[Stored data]

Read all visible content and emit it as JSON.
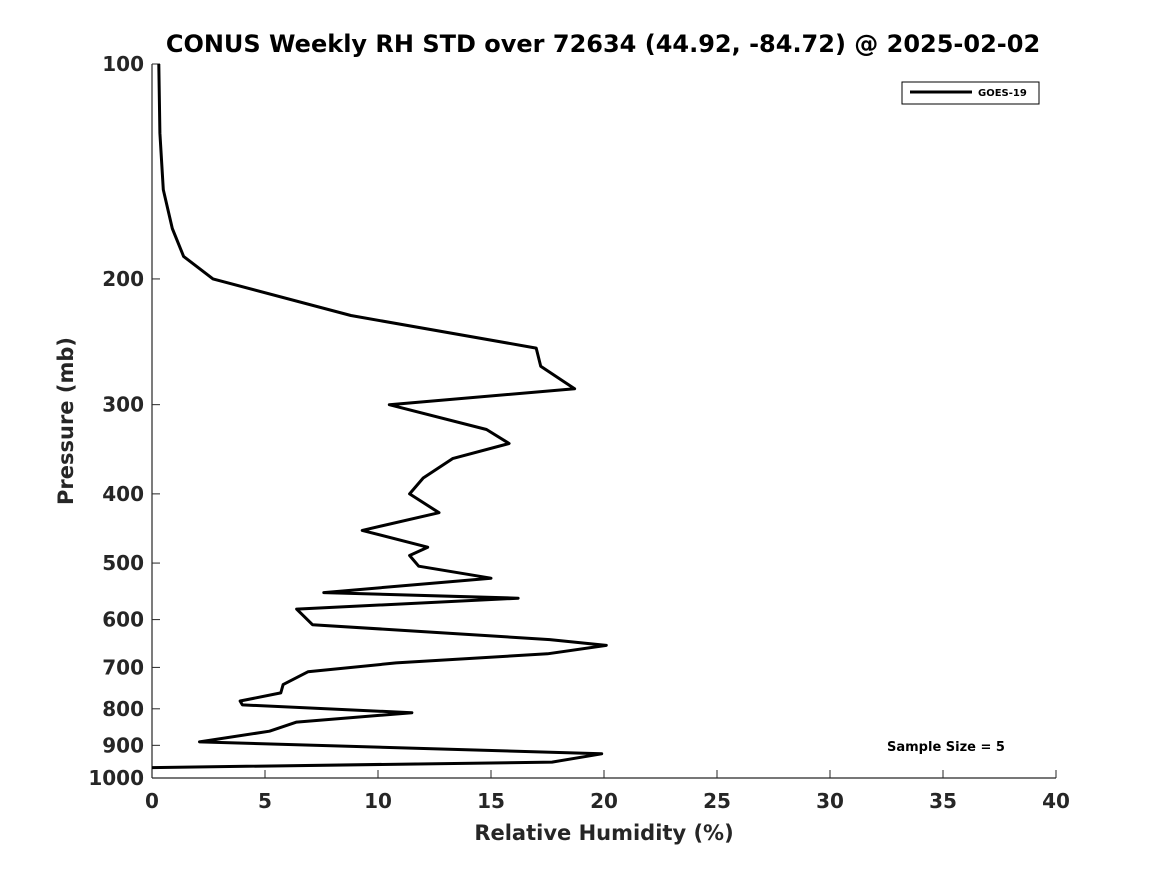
{
  "chart_data": {
    "type": "line",
    "title": "CONUS Weekly RH STD over 72634 (44.92, -84.72) @ 2025-02-02",
    "xlabel": "Relative Humidity (%)",
    "ylabel": "Pressure (mb)",
    "xlim": [
      0,
      40
    ],
    "ylim": [
      100,
      1000
    ],
    "y_scale": "log",
    "y_reversed": true,
    "x_ticks": [
      "0",
      "5",
      "10",
      "15",
      "20",
      "25",
      "30",
      "35",
      "40"
    ],
    "y_ticks": [
      "100",
      "200",
      "300",
      "400",
      "500",
      "600",
      "700",
      "800",
      "900",
      "1000"
    ],
    "grid": false,
    "legend_position": "top-right",
    "annotation": "Sample Size = 5",
    "series": [
      {
        "name": "GOES-19",
        "color": "#000000",
        "points": [
          [
            0.3,
            100
          ],
          [
            0.35,
            125
          ],
          [
            0.5,
            150
          ],
          [
            0.9,
            170
          ],
          [
            1.4,
            186
          ],
          [
            2.7,
            200
          ],
          [
            8.8,
            225
          ],
          [
            17.0,
            250
          ],
          [
            17.2,
            265
          ],
          [
            18.7,
            285
          ],
          [
            10.5,
            300
          ],
          [
            14.8,
            325
          ],
          [
            15.8,
            340
          ],
          [
            13.3,
            357
          ],
          [
            12.0,
            380
          ],
          [
            11.4,
            400
          ],
          [
            12.7,
            425
          ],
          [
            9.3,
            450
          ],
          [
            12.2,
            475
          ],
          [
            11.4,
            488
          ],
          [
            11.8,
            505
          ],
          [
            15.0,
            525
          ],
          [
            7.6,
            550
          ],
          [
            16.2,
            560
          ],
          [
            6.4,
            580
          ],
          [
            7.1,
            610
          ],
          [
            17.6,
            640
          ],
          [
            20.1,
            652
          ],
          [
            17.5,
            670
          ],
          [
            10.8,
            690
          ],
          [
            6.9,
            710
          ],
          [
            5.8,
            740
          ],
          [
            5.7,
            760
          ],
          [
            3.9,
            780
          ],
          [
            4.0,
            790
          ],
          [
            11.5,
            810
          ],
          [
            6.4,
            835
          ],
          [
            5.2,
            860
          ],
          [
            2.1,
            890
          ],
          [
            19.9,
            925
          ],
          [
            17.7,
            950
          ],
          [
            0.0,
            967
          ]
        ]
      }
    ]
  }
}
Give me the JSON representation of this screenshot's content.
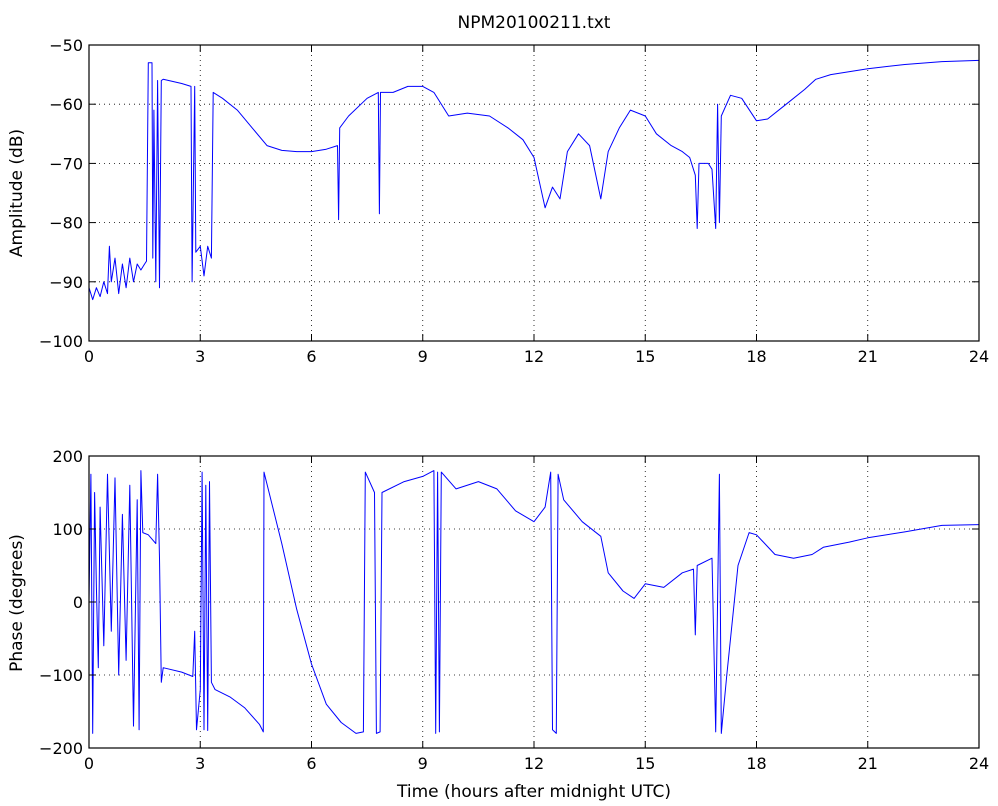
{
  "chart_data": [
    {
      "type": "line",
      "title": "NPM20100211.txt",
      "xlabel": "",
      "ylabel": "Amplitude (dB)",
      "xlim": [
        0,
        24
      ],
      "ylim": [
        -100,
        -50
      ],
      "xticks": [
        "0",
        "3",
        "6",
        "9",
        "12",
        "15",
        "18",
        "21",
        "24"
      ],
      "yticks": [
        "-100",
        "-90",
        "-80",
        "-70",
        "-60",
        "-50"
      ],
      "grid": true,
      "series": [
        {
          "color": "#0000ff",
          "points": [
            [
              0.0,
              -91
            ],
            [
              0.1,
              -93
            ],
            [
              0.2,
              -91
            ],
            [
              0.3,
              -92.5
            ],
            [
              0.4,
              -90
            ],
            [
              0.5,
              -92
            ],
            [
              0.55,
              -84
            ],
            [
              0.6,
              -90
            ],
            [
              0.7,
              -86
            ],
            [
              0.8,
              -92
            ],
            [
              0.9,
              -87
            ],
            [
              1.0,
              -91
            ],
            [
              1.1,
              -86
            ],
            [
              1.2,
              -90
            ],
            [
              1.3,
              -87
            ],
            [
              1.4,
              -88
            ],
            [
              1.5,
              -87
            ],
            [
              1.55,
              -86.5
            ],
            [
              1.6,
              -53
            ],
            [
              1.7,
              -53
            ],
            [
              1.72,
              -86
            ],
            [
              1.75,
              -61
            ],
            [
              1.8,
              -90
            ],
            [
              1.85,
              -56
            ],
            [
              1.9,
              -91
            ],
            [
              1.95,
              -56
            ],
            [
              2.0,
              -55.8
            ],
            [
              2.5,
              -56.5
            ],
            [
              2.75,
              -57
            ],
            [
              2.78,
              -90
            ],
            [
              2.85,
              -57
            ],
            [
              2.88,
              -85
            ],
            [
              3.0,
              -84
            ],
            [
              3.1,
              -89
            ],
            [
              3.2,
              -84
            ],
            [
              3.3,
              -86
            ],
            [
              3.35,
              -58
            ],
            [
              3.6,
              -59
            ],
            [
              4.0,
              -61
            ],
            [
              4.4,
              -64
            ],
            [
              4.8,
              -67
            ],
            [
              5.2,
              -67.8
            ],
            [
              5.6,
              -68
            ],
            [
              6.0,
              -68
            ],
            [
              6.4,
              -67.6
            ],
            [
              6.7,
              -67
            ],
            [
              6.73,
              -79.5
            ],
            [
              6.76,
              -64
            ],
            [
              7.0,
              -62
            ],
            [
              7.5,
              -59
            ],
            [
              7.8,
              -58
            ],
            [
              7.83,
              -78.5
            ],
            [
              7.86,
              -58
            ],
            [
              8.2,
              -58
            ],
            [
              8.6,
              -57
            ],
            [
              9.0,
              -57
            ],
            [
              9.3,
              -58
            ],
            [
              9.7,
              -62
            ],
            [
              10.2,
              -61.5
            ],
            [
              10.8,
              -62
            ],
            [
              11.3,
              -64
            ],
            [
              11.7,
              -66
            ],
            [
              12.0,
              -69
            ],
            [
              12.3,
              -77.5
            ],
            [
              12.5,
              -74
            ],
            [
              12.7,
              -76
            ],
            [
              12.9,
              -68
            ],
            [
              13.2,
              -65
            ],
            [
              13.5,
              -67
            ],
            [
              13.8,
              -76
            ],
            [
              14.0,
              -68
            ],
            [
              14.3,
              -64
            ],
            [
              14.6,
              -61
            ],
            [
              15.0,
              -62
            ],
            [
              15.3,
              -65
            ],
            [
              15.7,
              -67
            ],
            [
              16.0,
              -68
            ],
            [
              16.2,
              -69
            ],
            [
              16.35,
              -72
            ],
            [
              16.4,
              -81
            ],
            [
              16.45,
              -70
            ],
            [
              16.7,
              -70
            ],
            [
              16.8,
              -71
            ],
            [
              16.9,
              -81
            ],
            [
              16.95,
              -60
            ],
            [
              17.0,
              -80
            ],
            [
              17.05,
              -62
            ],
            [
              17.3,
              -58.5
            ],
            [
              17.6,
              -59
            ],
            [
              18.0,
              -62.8
            ],
            [
              18.3,
              -62.5
            ],
            [
              18.8,
              -60
            ],
            [
              19.3,
              -57.5
            ],
            [
              19.6,
              -55.8
            ],
            [
              20.0,
              -55
            ],
            [
              21.0,
              -54
            ],
            [
              22.0,
              -53.3
            ],
            [
              23.0,
              -52.8
            ],
            [
              24.0,
              -52.6
            ]
          ]
        }
      ]
    },
    {
      "type": "line",
      "title": "",
      "xlabel": "Time (hours after midnight UTC)",
      "ylabel": "Phase (degrees)",
      "xlim": [
        0,
        24
      ],
      "ylim": [
        -200,
        200
      ],
      "xticks": [
        "0",
        "3",
        "6",
        "9",
        "12",
        "15",
        "18",
        "21",
        "24"
      ],
      "yticks": [
        "-200",
        "-100",
        "0",
        "100",
        "200"
      ],
      "grid": true,
      "series": [
        {
          "color": "#0000ff",
          "points": [
            [
              0.0,
              0
            ],
            [
              0.05,
              175
            ],
            [
              0.1,
              -180
            ],
            [
              0.15,
              150
            ],
            [
              0.2,
              20
            ],
            [
              0.25,
              -90
            ],
            [
              0.3,
              130
            ],
            [
              0.4,
              -60
            ],
            [
              0.5,
              175
            ],
            [
              0.6,
              -40
            ],
            [
              0.7,
              170
            ],
            [
              0.8,
              -100
            ],
            [
              0.9,
              120
            ],
            [
              1.0,
              -80
            ],
            [
              1.1,
              160
            ],
            [
              1.2,
              -170
            ],
            [
              1.3,
              140
            ],
            [
              1.35,
              -175
            ],
            [
              1.4,
              180
            ],
            [
              1.45,
              95
            ],
            [
              1.6,
              92
            ],
            [
              1.8,
              80
            ],
            [
              1.85,
              175
            ],
            [
              1.9,
              60
            ],
            [
              1.95,
              -110
            ],
            [
              2.0,
              -90
            ],
            [
              2.5,
              -96
            ],
            [
              2.8,
              -102
            ],
            [
              2.85,
              -40
            ],
            [
              2.9,
              -175
            ],
            [
              3.0,
              -120
            ],
            [
              3.05,
              178
            ],
            [
              3.1,
              -175
            ],
            [
              3.15,
              160
            ],
            [
              3.2,
              -176
            ],
            [
              3.25,
              165
            ],
            [
              3.3,
              -110
            ],
            [
              3.4,
              -120
            ],
            [
              3.8,
              -130
            ],
            [
              4.2,
              -145
            ],
            [
              4.6,
              -168
            ],
            [
              4.7,
              -178
            ],
            [
              4.72,
              178
            ],
            [
              5.2,
              80
            ],
            [
              5.6,
              -10
            ],
            [
              6.0,
              -85
            ],
            [
              6.4,
              -140
            ],
            [
              6.8,
              -165
            ],
            [
              7.2,
              -180
            ],
            [
              7.4,
              -178
            ],
            [
              7.45,
              178
            ],
            [
              7.7,
              150
            ],
            [
              7.75,
              -180
            ],
            [
              7.85,
              -178
            ],
            [
              7.9,
              150
            ],
            [
              8.5,
              165
            ],
            [
              9.0,
              172
            ],
            [
              9.3,
              180
            ],
            [
              9.35,
              -180
            ],
            [
              9.4,
              178
            ],
            [
              9.45,
              -178
            ],
            [
              9.5,
              178
            ],
            [
              9.9,
              155
            ],
            [
              10.5,
              165
            ],
            [
              11.0,
              155
            ],
            [
              11.5,
              125
            ],
            [
              12.0,
              110
            ],
            [
              12.3,
              130
            ],
            [
              12.45,
              178
            ],
            [
              12.5,
              -175
            ],
            [
              12.6,
              -180
            ],
            [
              12.65,
              175
            ],
            [
              12.8,
              140
            ],
            [
              13.3,
              110
            ],
            [
              13.8,
              90
            ],
            [
              14.0,
              40
            ],
            [
              14.4,
              15
            ],
            [
              14.7,
              5
            ],
            [
              15.0,
              25
            ],
            [
              15.5,
              20
            ],
            [
              16.0,
              40
            ],
            [
              16.3,
              45
            ],
            [
              16.35,
              -45
            ],
            [
              16.4,
              50
            ],
            [
              16.8,
              60
            ],
            [
              16.9,
              -178
            ],
            [
              17.0,
              175
            ],
            [
              17.05,
              -180
            ],
            [
              17.2,
              -100
            ],
            [
              17.5,
              50
            ],
            [
              17.8,
              95
            ],
            [
              18.0,
              92
            ],
            [
              18.5,
              65
            ],
            [
              19.0,
              60
            ],
            [
              19.5,
              65
            ],
            [
              19.8,
              75
            ],
            [
              20.5,
              82
            ],
            [
              21.0,
              88
            ],
            [
              22.0,
              96
            ],
            [
              23.0,
              105
            ],
            [
              24.0,
              106
            ]
          ]
        }
      ]
    }
  ]
}
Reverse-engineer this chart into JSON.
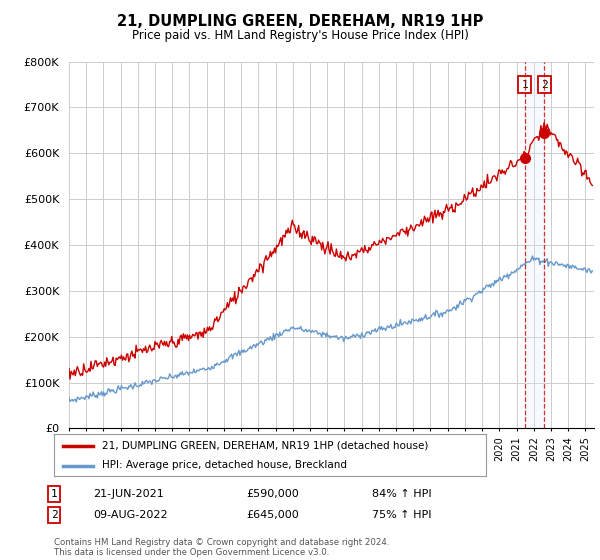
{
  "title": "21, DUMPLING GREEN, DEREHAM, NR19 1HP",
  "subtitle": "Price paid vs. HM Land Registry's House Price Index (HPI)",
  "ylabel_ticks": [
    "£0",
    "£100K",
    "£200K",
    "£300K",
    "£400K",
    "£500K",
    "£600K",
    "£700K",
    "£800K"
  ],
  "ylim": [
    0,
    800000
  ],
  "xlim_start": 1995,
  "xlim_end": 2025.5,
  "line1_color": "#cc0000",
  "line2_color": "#6699cc",
  "line2_shade_color": "#ddeeff",
  "vline1_x": 2021.47,
  "vline2_x": 2022.61,
  "marker1_x": 2021.47,
  "marker1_y": 590000,
  "marker2_x": 2022.61,
  "marker2_y": 645000,
  "legend_label1": "21, DUMPLING GREEN, DEREHAM, NR19 1HP (detached house)",
  "legend_label2": "HPI: Average price, detached house, Breckland",
  "annotation1_num": "1",
  "annotation1_date": "21-JUN-2021",
  "annotation1_price": "£590,000",
  "annotation1_hpi": "84% ↑ HPI",
  "annotation2_num": "2",
  "annotation2_date": "09-AUG-2022",
  "annotation2_price": "£645,000",
  "annotation2_hpi": "75% ↑ HPI",
  "footer": "Contains HM Land Registry data © Crown copyright and database right 2024.\nThis data is licensed under the Open Government Licence v3.0.",
  "background_color": "#ffffff",
  "grid_color": "#cccccc"
}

§ **WHAT YOU WILL DO**
Report each line in the preceding entries that holds the string "detached".

§ **FINAL ANSWER**
  "legend_label1": "21, DUMPLING GREEN, DEREHAM, NR19 1HP (detached house)",
  "legend_label2": "HPI: Average price, detached house, Breckland",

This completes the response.